And what Mary-Kate and Ashley Olsen have to do with it

Remember on The Hills when Spencer Pratt tried to channel his Heidi Montag-induced rage into crystals? “I know they’re not working, that’s why there’s hundreds on me right now!” Pratt fumed to the delight of viewers before going on to spend a reported $1 million on the stones. Well, it would appear that the fashion world is attempting to do something similar, only minus the all the anger and unfortunate bead necklaces.

While wellness-minded celebrities like Kim Kardashian West, Bella Hadid, Miranda Kerr, and (duh) Gwyneth Paltrow have long copped to collecting crystals, their appearance in high fashion collections and presentations is new. The prime example came during New York Fashion Week this season, when Mary-Kate and Ashley Olsen passed out white and black stones to guests at their show for label The Row.

According to The Cut, the pair thoughtfully selected white quartz to promote harmony and black tourmaline to ward off negative energies. Whether or not the stones worked to keep the coterie of editors and influencers in attendance safe from any bad Fashion Month juju is yet unknown, but really, doesn’t any object bestowed by the Olsen twins seem like it would be imbued with a certain degree of magic power? A few days later, in London, designer Ashley Williams used a crystal as the invitations for her show, which was all about “ditching technology and...exploring the UK and all its monolithic marvels.” In other words, camping by pagan stone circle formations and partaking in druidic rituals, all while dressed in tie-dye hoodies and bucket hats.

• _Set of tasks_
(1) List every celebrity that the article on crystals in fashion names as having long collected crystals.
(2) Rewrite the stretch from "While wellness-minded celebrities" through "label The Row." in the article on crystals in fashion, substituting "Paris Fashion Week" for "New York Fashion Week".
(3) According to the article on crystals in fashion, which stone did Mary-Kate and Ashley Olsen choose to ward off negative energies?
The material placed after this point is not required for any of the work here.

• _Data provided_
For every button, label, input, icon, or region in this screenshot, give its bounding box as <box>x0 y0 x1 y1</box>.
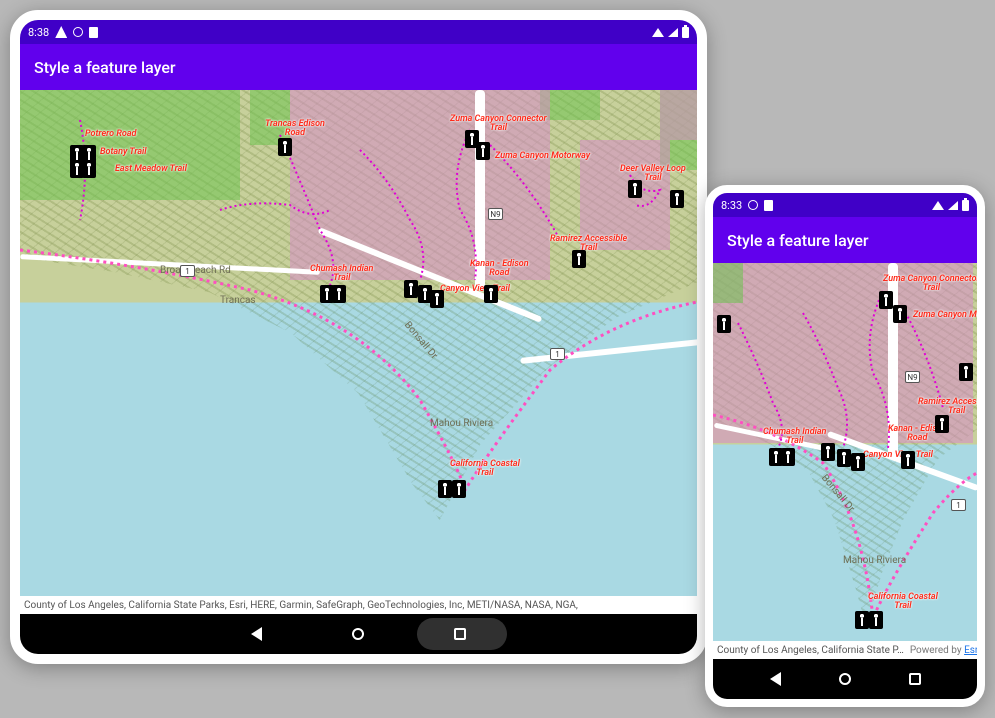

• _Exercise solutions_
(1) Kim Kardashian West, Bella Hadid, Miranda Kerr, Gwyneth Paltrow

(2)
While wellness-minded celebrities like Kim Kardashian West, Bella Hadid, Miranda Kerr, and (duh) Gwyneth Paltrow have long copped to collecting crystals, their appearance in high fashion collections and presentations is new. The prime example came during Paris Fashion Week this season, when Mary-Kate and Ashley Olsen passed out white and black stones to guests at their show for label The Row.

(3) Black tourmaline